'''

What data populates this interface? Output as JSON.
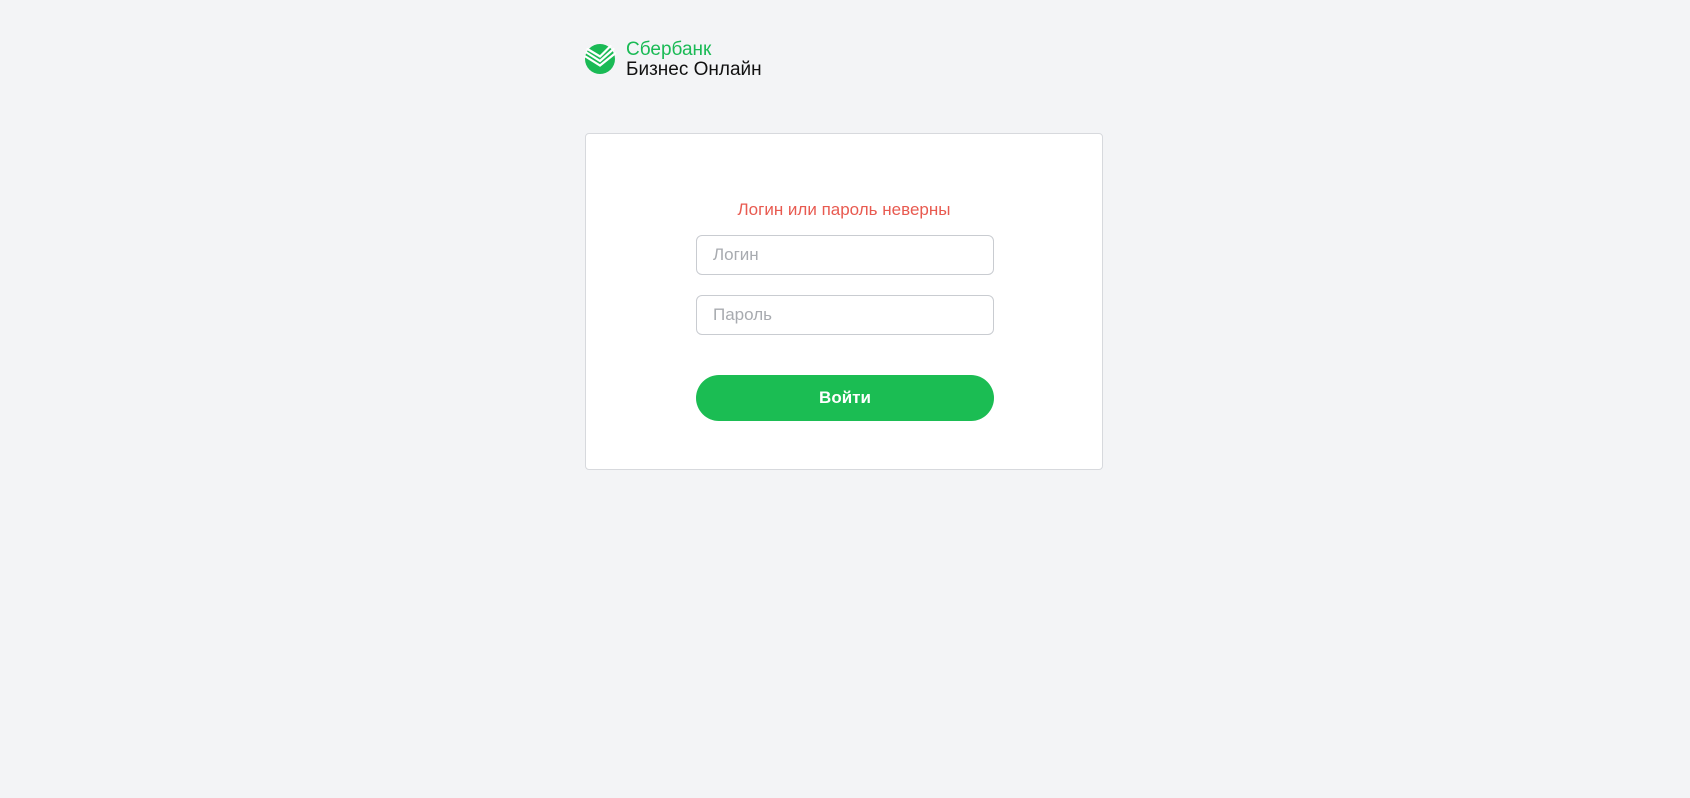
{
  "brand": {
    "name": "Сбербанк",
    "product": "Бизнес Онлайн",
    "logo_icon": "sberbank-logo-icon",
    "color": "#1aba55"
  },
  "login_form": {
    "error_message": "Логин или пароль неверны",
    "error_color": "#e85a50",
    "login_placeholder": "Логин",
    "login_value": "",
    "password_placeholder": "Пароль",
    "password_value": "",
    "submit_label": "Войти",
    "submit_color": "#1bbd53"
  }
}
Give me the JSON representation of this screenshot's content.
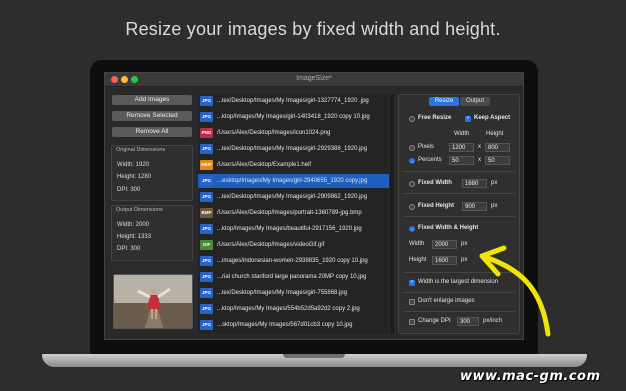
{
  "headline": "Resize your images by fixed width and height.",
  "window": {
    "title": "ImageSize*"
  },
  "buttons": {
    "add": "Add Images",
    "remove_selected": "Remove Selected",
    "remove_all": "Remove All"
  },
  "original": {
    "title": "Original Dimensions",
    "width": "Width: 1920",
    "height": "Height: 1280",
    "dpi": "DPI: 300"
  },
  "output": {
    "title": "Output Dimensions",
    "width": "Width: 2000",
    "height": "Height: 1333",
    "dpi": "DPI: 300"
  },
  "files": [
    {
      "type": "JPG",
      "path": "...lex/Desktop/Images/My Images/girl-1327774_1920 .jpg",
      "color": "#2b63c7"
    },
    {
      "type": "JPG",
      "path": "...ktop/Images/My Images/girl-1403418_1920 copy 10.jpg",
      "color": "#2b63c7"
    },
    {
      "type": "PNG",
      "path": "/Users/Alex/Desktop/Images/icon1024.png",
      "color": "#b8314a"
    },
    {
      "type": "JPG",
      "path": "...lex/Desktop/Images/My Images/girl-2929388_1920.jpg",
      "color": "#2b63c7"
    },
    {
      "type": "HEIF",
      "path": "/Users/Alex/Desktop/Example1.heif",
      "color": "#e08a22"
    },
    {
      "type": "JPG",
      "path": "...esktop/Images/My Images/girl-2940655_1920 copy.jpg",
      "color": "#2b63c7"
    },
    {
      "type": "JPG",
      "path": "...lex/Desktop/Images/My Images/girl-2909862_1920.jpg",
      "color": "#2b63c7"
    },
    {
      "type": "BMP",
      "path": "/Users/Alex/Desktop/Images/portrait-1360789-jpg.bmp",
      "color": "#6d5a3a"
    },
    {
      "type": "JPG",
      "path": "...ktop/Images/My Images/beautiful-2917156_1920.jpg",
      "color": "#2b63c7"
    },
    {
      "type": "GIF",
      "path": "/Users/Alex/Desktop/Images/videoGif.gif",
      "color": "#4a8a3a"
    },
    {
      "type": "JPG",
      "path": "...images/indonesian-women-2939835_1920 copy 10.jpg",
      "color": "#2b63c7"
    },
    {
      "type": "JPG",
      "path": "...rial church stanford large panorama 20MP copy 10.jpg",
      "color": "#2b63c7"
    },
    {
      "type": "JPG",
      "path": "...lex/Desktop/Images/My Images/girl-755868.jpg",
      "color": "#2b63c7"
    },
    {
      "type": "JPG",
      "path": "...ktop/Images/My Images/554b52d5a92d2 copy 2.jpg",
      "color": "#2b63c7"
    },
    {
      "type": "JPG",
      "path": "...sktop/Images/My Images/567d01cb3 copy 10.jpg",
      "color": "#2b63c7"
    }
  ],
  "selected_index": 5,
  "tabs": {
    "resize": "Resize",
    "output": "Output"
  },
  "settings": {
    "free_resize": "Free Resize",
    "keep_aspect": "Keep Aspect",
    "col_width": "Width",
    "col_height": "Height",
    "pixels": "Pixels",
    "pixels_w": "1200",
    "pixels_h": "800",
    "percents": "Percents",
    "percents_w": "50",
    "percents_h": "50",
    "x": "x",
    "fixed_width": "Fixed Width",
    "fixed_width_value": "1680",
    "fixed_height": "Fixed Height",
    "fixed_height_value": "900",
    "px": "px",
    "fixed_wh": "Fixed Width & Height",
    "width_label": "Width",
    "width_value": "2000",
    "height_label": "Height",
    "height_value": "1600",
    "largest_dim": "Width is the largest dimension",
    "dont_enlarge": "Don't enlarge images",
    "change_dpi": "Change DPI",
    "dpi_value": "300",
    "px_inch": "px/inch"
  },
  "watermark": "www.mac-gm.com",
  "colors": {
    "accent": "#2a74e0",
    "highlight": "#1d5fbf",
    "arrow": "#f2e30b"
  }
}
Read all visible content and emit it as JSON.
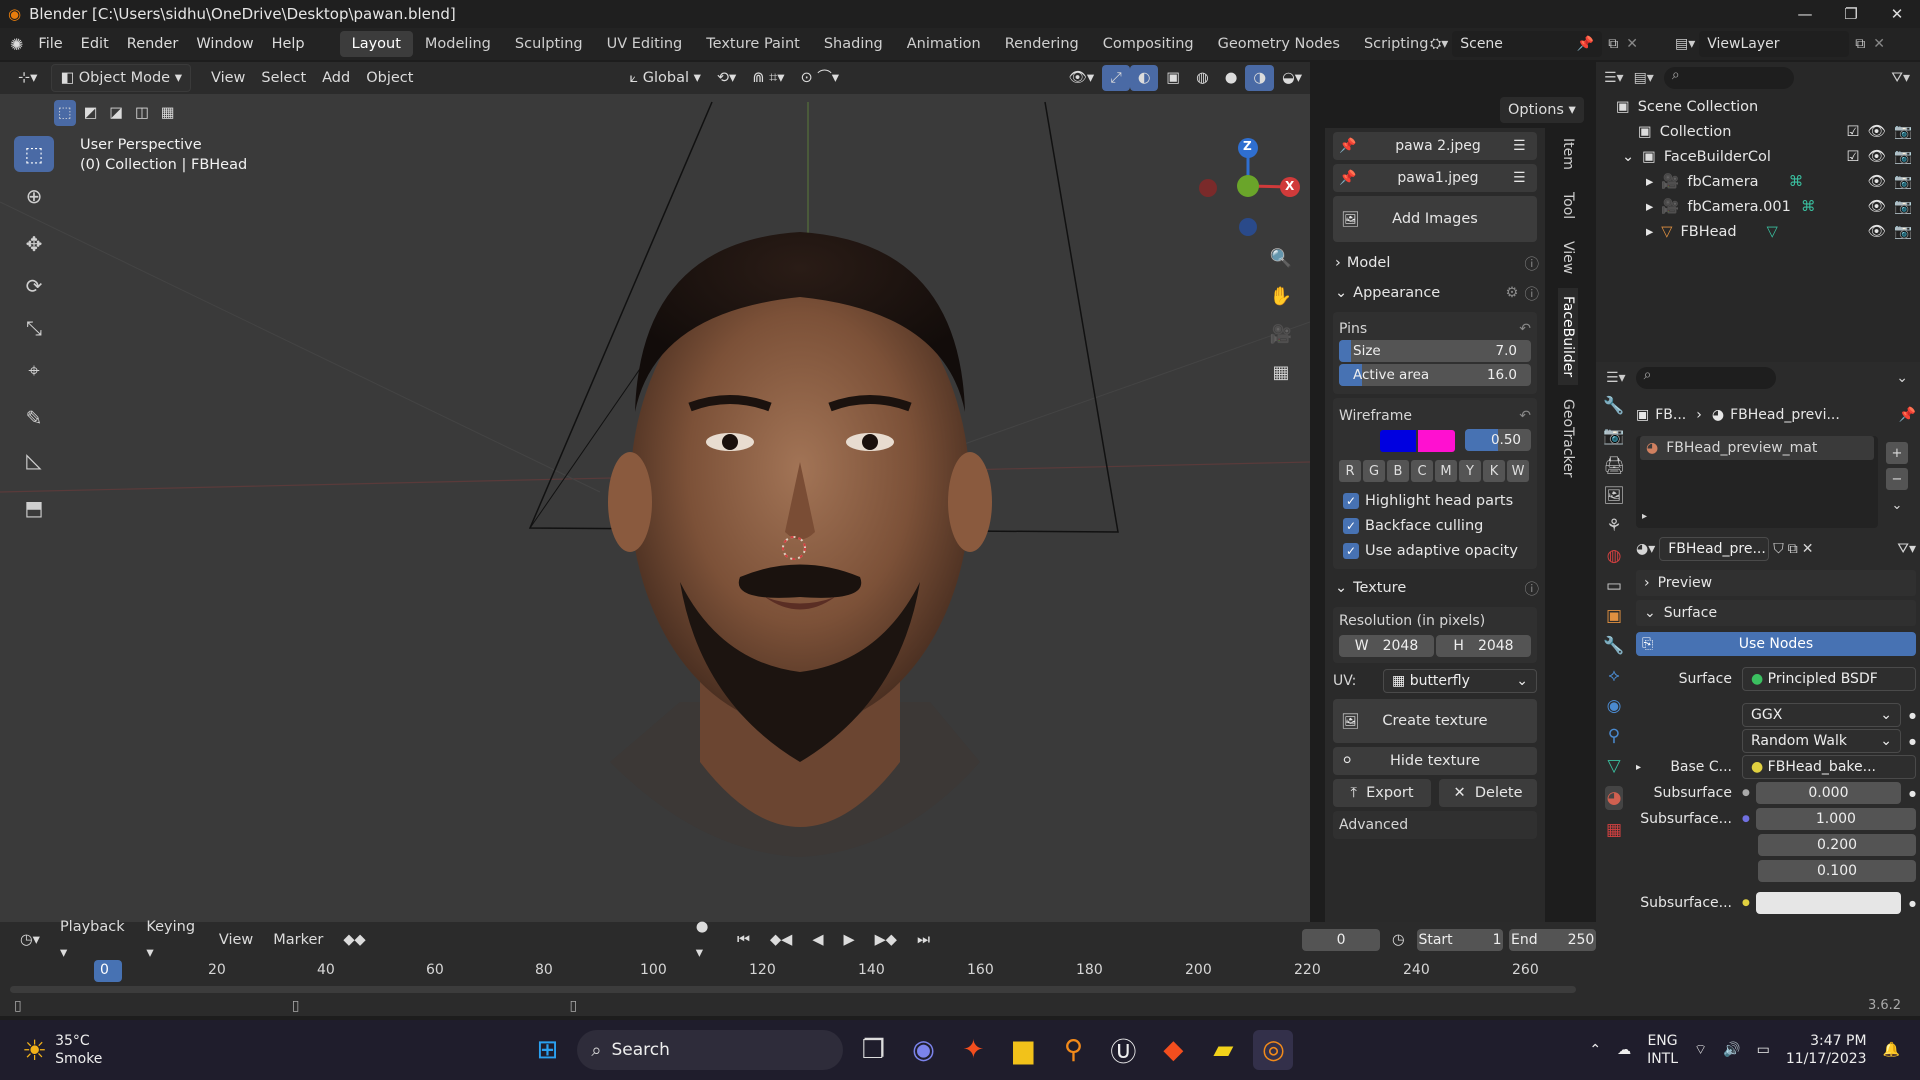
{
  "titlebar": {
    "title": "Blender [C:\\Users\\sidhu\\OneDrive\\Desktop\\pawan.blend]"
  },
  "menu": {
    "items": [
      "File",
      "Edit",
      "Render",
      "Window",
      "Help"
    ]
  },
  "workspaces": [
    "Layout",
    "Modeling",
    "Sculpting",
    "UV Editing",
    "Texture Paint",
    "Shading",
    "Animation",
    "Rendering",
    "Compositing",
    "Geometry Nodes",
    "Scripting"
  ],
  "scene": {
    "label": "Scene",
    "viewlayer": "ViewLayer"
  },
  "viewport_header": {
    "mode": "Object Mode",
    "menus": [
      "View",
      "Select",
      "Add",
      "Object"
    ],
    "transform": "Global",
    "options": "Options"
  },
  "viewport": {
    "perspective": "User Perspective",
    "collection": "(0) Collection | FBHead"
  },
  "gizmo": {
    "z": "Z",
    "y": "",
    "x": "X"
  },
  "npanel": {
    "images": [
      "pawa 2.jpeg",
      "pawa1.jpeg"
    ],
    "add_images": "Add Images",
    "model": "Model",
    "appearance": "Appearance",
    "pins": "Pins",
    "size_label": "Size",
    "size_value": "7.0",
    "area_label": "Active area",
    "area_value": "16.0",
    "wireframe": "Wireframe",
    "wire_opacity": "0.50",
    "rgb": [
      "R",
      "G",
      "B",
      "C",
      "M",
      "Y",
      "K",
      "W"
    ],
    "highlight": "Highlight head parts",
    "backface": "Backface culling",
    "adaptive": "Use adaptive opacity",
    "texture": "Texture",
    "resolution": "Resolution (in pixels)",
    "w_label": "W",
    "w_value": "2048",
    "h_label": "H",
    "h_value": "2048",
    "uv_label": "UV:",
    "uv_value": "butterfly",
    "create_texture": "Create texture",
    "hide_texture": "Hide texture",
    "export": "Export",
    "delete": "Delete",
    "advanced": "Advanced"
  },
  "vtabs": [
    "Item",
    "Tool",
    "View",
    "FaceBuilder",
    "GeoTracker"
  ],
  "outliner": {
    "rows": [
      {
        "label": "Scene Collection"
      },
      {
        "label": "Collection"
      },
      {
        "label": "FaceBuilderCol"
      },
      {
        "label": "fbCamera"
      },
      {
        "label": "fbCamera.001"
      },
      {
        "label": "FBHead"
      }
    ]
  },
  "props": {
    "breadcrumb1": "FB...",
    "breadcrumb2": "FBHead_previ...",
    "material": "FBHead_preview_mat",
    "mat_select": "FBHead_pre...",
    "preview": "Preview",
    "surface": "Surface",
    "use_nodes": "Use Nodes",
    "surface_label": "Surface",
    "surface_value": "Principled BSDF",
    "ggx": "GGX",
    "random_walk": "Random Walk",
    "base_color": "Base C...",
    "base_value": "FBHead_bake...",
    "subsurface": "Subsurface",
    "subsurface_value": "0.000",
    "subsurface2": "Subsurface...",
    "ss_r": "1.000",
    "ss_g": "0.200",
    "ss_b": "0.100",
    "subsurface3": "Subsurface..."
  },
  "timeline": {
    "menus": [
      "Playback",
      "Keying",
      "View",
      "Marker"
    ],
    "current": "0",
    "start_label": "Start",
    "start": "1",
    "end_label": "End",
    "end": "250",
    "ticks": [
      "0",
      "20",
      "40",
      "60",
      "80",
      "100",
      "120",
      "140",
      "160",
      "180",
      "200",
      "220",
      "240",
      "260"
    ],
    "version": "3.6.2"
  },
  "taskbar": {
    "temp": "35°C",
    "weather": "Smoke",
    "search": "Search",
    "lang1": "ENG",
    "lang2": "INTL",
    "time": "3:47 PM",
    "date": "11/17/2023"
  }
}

'''

In the records above, locate every line with the string "highlight" and copy it.

• **Solution below**
    "highlight": "#1d5fbf",
    "highlight": "Highlight head parts",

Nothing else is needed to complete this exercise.